— INSTRUCTION —
Repeat the records word for word, excluding any picture.

begin

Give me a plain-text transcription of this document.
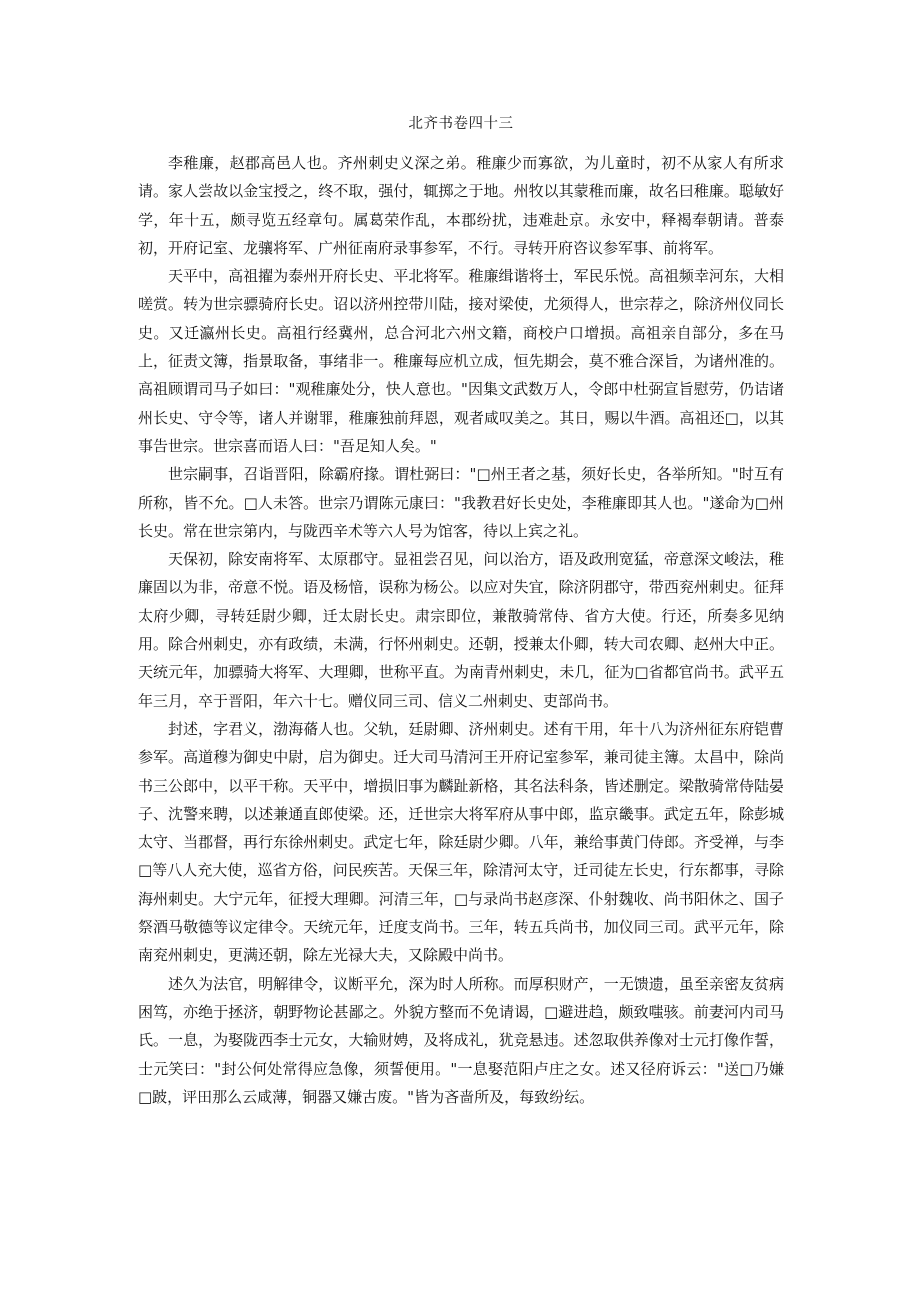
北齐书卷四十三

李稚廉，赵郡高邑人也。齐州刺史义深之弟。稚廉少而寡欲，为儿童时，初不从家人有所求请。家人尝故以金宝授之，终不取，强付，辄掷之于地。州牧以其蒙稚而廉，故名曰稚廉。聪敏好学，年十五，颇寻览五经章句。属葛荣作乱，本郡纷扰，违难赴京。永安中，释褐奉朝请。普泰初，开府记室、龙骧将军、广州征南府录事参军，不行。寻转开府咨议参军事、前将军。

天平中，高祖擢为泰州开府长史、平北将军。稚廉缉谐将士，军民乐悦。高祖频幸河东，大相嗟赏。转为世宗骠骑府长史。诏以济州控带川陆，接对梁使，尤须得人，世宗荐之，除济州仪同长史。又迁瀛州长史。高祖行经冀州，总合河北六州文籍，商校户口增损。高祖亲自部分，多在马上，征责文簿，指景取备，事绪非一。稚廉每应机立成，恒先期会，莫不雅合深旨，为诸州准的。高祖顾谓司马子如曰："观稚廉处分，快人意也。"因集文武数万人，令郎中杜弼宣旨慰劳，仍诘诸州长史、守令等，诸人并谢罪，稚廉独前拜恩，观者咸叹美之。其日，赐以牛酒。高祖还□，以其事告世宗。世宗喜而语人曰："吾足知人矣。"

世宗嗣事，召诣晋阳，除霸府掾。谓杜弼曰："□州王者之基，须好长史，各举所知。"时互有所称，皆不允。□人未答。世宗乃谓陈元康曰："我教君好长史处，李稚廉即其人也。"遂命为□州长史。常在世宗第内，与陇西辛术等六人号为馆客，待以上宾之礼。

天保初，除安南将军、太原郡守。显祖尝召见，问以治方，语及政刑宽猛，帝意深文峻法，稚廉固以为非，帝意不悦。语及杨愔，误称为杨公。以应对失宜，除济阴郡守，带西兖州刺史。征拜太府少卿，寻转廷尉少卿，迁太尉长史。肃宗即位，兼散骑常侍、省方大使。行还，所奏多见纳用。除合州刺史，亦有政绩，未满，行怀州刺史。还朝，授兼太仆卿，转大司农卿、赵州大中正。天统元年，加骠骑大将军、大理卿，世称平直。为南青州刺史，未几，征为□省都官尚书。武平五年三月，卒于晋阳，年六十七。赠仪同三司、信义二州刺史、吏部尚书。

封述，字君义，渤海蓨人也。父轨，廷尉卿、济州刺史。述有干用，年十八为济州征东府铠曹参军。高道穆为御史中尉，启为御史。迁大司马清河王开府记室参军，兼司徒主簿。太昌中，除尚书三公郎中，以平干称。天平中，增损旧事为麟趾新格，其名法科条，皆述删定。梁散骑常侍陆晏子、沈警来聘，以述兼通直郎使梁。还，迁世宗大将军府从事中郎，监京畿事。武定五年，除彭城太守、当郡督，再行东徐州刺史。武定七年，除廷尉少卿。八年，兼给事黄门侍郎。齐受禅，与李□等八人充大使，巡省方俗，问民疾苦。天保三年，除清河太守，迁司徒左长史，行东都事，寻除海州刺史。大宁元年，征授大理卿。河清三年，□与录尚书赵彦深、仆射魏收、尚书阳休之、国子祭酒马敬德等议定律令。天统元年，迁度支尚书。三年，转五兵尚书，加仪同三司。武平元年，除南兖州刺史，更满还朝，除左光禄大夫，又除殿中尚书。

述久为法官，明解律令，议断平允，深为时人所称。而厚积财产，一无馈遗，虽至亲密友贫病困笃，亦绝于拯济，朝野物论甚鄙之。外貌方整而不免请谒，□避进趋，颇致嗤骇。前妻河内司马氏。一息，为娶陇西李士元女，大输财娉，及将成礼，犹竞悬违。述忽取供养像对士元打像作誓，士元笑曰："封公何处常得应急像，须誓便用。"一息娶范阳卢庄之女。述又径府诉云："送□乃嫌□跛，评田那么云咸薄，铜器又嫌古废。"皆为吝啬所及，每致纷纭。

end

— EXPECTED ANSWER —
Give me a plain-text transcription of this document.
北齐书卷四十三

李稚廉，赵郡高邑人也。齐州刺史义深之弟。稚廉少而寡欲，为儿童时，初不从家人有所求请。家人尝故以金宝授之，终不取，强付，辄掷之于地。州牧以其蒙稚而廉，故名曰稚廉。聪敏好学，年十五，颇寻览五经章句。属葛荣作乱，本郡纷扰，违难赴京。永安中，释褐奉朝请。普泰初，开府记室、龙骧将军、广州征南府录事参军，不行。寻转开府咨议参军事、前将军。

天平中，高祖擢为泰州开府长史、平北将军。稚廉缉谐将士，军民乐悦。高祖频幸河东，大相嗟赏。转为世宗骠骑府长史。诏以济州控带川陆，接对梁使，尤须得人，世宗荐之，除济州仪同长史。又迁瀛州长史。高祖行经冀州，总合河北六州文籍，商校户口增损。高祖亲自部分，多在马上，征责文簿，指景取备，事绪非一。稚廉每应机立成，恒先期会，莫不雅合深旨，为诸州准的。高祖顾谓司马子如曰："观稚廉处分，快人意也。"因集文武数万人，令郎中杜弼宣旨慰劳，仍诘诸州长史、守令等，诸人并谢罪，稚廉独前拜恩，观者咸叹美之。其日，赐以牛酒。高祖还□，以其事告世宗。世宗喜而语人曰："吾足知人矣。"

世宗嗣事，召诣晋阳，除霸府掾。谓杜弼曰："□州王者之基，须好长史，各举所知。"时互有所称，皆不允。□人未答。世宗乃谓陈元康曰："我教君好长史处，李稚廉即其人也。"遂命为□州长史。常在世宗第内，与陇西辛术等六人号为馆客，待以上宾之礼。

天保初，除安南将军、太原郡守。显祖尝召见，问以治方，语及政刑宽猛，帝意深文峻法，稚廉固以为非，帝意不悦。语及杨愔，误称为杨公。以应对失宜，除济阴郡守，带西兖州刺史。征拜太府少卿，寻转廷尉少卿，迁太尉长史。肃宗即位，兼散骑常侍、省方大使。行还，所奏多见纳用。除合州刺史，亦有政绩，未满，行怀州刺史。还朝，授兼太仆卿，转大司农卿、赵州大中正。天统元年，加骠骑大将军、大理卿，世称平直。为南青州刺史，未几，征为□省都官尚书。武平五年三月，卒于晋阳，年六十七。赠仪同三司、信义二州刺史、吏部尚书。

封述，字君义，渤海蓨人也。父轨，廷尉卿、济州刺史。述有干用，年十八为济州征东府铠曹参军。高道穆为御史中尉，启为御史。迁大司马清河王开府记室参军，兼司徒主簿。太昌中，除尚书三公郎中，以平干称。天平中，增损旧事为麟趾新格，其名法科条，皆述删定。梁散骑常侍陆晏子、沈警来聘，以述兼通直郎使梁。还，迁世宗大将军府从事中郎，监京畿事。武定五年，除彭城太守、当郡督，再行东徐州刺史。武定七年，除廷尉少卿。八年，兼给事黄门侍郎。齐受禅，与李□等八人充大使，巡省方俗，问民疾苦。天保三年，除清河太守，迁司徒左长史，行东都事，寻除海州刺史。大宁元年，征授大理卿。河清三年，□与录尚书赵彦深、仆射魏收、尚书阳休之、国子祭酒马敬德等议定律令。天统元年，迁度支尚书。三年，转五兵尚书，加仪同三司。武平元年，除南兖州刺史，更满还朝，除左光禄大夫，又除殿中尚书。

述久为法官，明解律令，议断平允，深为时人所称。而厚积财产，一无馈遗，虽至亲密友贫病困笃，亦绝于拯济，朝野物论甚鄙之。外貌方整而不免请谒，□避进趋，颇致嗤骇。前妻河内司马氏。一息，为娶陇西李士元女，大输财娉，及将成礼，犹竞悬违。述忽取供养像对士元打像作誓，士元笑曰："封公何处常得应急像，须誓便用。"一息娶范阳卢庄之女。述又径府诉云："送□乃嫌□跛，评田那么云咸薄，铜器又嫌古废。"皆为吝啬所及，每致纷纭。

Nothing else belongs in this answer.